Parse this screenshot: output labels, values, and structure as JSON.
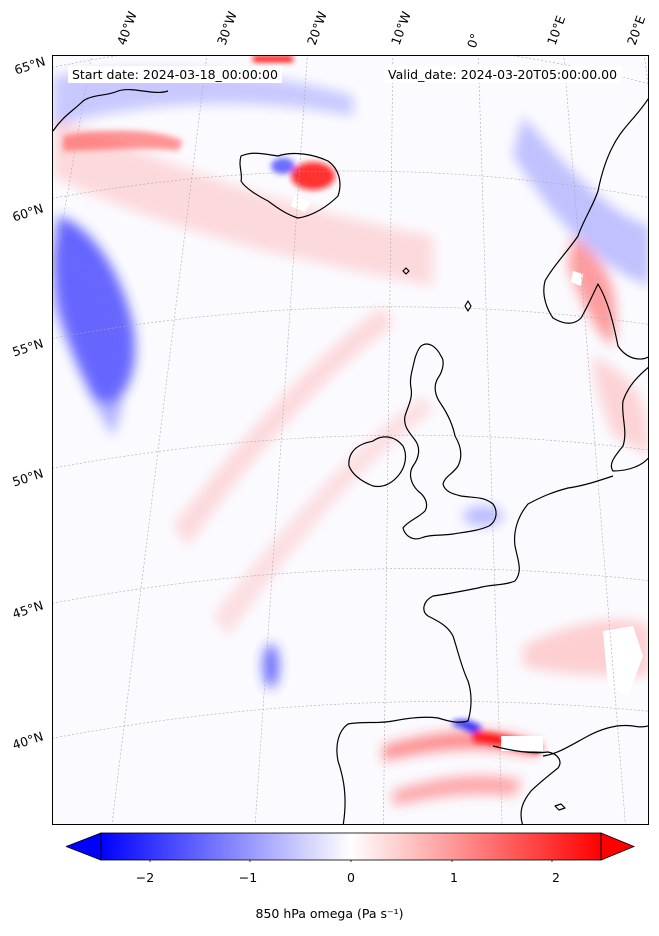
{
  "header": {
    "start_date": "Start date: 2024-03-18_00:00:00",
    "valid_date": "Valid_date: 2024-03-20T05:00:00.00"
  },
  "longitude_labels": [
    "40°W",
    "30°W",
    "20°W",
    "10°W",
    "0°",
    "10°E",
    "20°E"
  ],
  "latitude_labels": [
    "65°N",
    "60°N",
    "55°N",
    "50°N",
    "45°N",
    "40°N"
  ],
  "colorbar": {
    "label": "850 hPa omega (Pa s⁻¹)",
    "ticks": [
      "−2",
      "−1",
      "0",
      "1",
      "2"
    ],
    "range": [
      -2.6,
      2.6
    ],
    "colormap": "bwr",
    "low_color": "#0000ff",
    "mid_color": "#ffffff",
    "high_color": "#ff0000",
    "extend": "both"
  },
  "map": {
    "field": "850 hPa omega",
    "projection": "conic (Lambert)",
    "region": "North Atlantic / Western Europe",
    "coastline_color": "#000000",
    "gridlines": true
  }
}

****************

◆ What to produce ◆
Set down every record once more, word for word, without pictures.

◆ Problem solution ◆
Parse this screenshot: output labels, values, and structure as JSON.
{
  "header": {
    "start_date": "Start date: 2024-03-18_00:00:00",
    "valid_date": "Valid_date: 2024-03-20T05:00:00.00"
  },
  "longitude_labels": [
    "40°W",
    "30°W",
    "20°W",
    "10°W",
    "0°",
    "10°E",
    "20°E"
  ],
  "latitude_labels": [
    "65°N",
    "60°N",
    "55°N",
    "50°N",
    "45°N",
    "40°N"
  ],
  "colorbar": {
    "label": "850 hPa omega (Pa s⁻¹)",
    "ticks": [
      "−2",
      "−1",
      "0",
      "1",
      "2"
    ],
    "range": [
      -2.6,
      2.6
    ],
    "colormap": "bwr",
    "low_color": "#0000ff",
    "mid_color": "#ffffff",
    "high_color": "#ff0000",
    "extend": "both"
  },
  "map": {
    "field": "850 hPa omega",
    "projection": "conic (Lambert)",
    "region": "North Atlantic / Western Europe",
    "coastline_color": "#000000",
    "gridlines": true
  }
}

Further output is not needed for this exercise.